▶ Stored data entries:
-- START --

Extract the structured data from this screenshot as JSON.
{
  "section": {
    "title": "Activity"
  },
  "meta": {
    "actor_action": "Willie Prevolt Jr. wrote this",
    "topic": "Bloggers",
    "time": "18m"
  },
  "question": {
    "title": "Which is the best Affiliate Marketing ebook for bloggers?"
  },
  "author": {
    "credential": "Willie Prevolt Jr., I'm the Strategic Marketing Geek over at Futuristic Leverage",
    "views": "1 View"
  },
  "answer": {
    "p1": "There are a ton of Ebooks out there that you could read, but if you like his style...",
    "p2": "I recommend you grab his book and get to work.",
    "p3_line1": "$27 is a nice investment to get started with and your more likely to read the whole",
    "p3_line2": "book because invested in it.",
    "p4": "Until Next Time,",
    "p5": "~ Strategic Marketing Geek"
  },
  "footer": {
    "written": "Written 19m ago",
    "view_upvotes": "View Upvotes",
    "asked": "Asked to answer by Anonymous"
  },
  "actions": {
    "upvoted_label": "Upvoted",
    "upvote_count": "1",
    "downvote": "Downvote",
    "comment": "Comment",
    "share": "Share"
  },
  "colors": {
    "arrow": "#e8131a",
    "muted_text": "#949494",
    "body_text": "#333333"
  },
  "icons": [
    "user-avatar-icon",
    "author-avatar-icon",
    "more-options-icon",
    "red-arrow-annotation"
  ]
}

-- END --

▶ Written request: Generate an exact reproduction of all entries.

▶ Response for this exercise:
Extract the structured data from this screenshot as JSON.
{
  "section": {
    "title": "Activity"
  },
  "meta": {
    "actor_action": "Willie Prevolt Jr. wrote this",
    "topic": "Bloggers",
    "time": "18m"
  },
  "question": {
    "title": "Which is the best Affiliate Marketing ebook for bloggers?"
  },
  "author": {
    "credential": "Willie Prevolt Jr., I'm the Strategic Marketing Geek over at Futuristic Leverage",
    "views": "1 View"
  },
  "answer": {
    "p1": "There are a ton of Ebooks out there that you could read, but if you like his style...",
    "p2": "I recommend you grab his book and get to work.",
    "p3_line1": "$27 is a nice investment to get started with and your more likely to read the whole",
    "p3_line2": "book because invested in it.",
    "p4": "Until Next Time,",
    "p5": "~ Strategic Marketing Geek"
  },
  "footer": {
    "written": "Written 19m ago",
    "view_upvotes": "View Upvotes",
    "asked": "Asked to answer by Anonymous"
  },
  "actions": {
    "upvoted_label": "Upvoted",
    "upvote_count": "1",
    "downvote": "Downvote",
    "comment": "Comment",
    "share": "Share"
  },
  "colors": {
    "arrow": "#e8131a",
    "muted_text": "#949494",
    "body_text": "#333333"
  },
  "icons": [
    "user-avatar-icon",
    "author-avatar-icon",
    "more-options-icon",
    "red-arrow-annotation"
  ]
}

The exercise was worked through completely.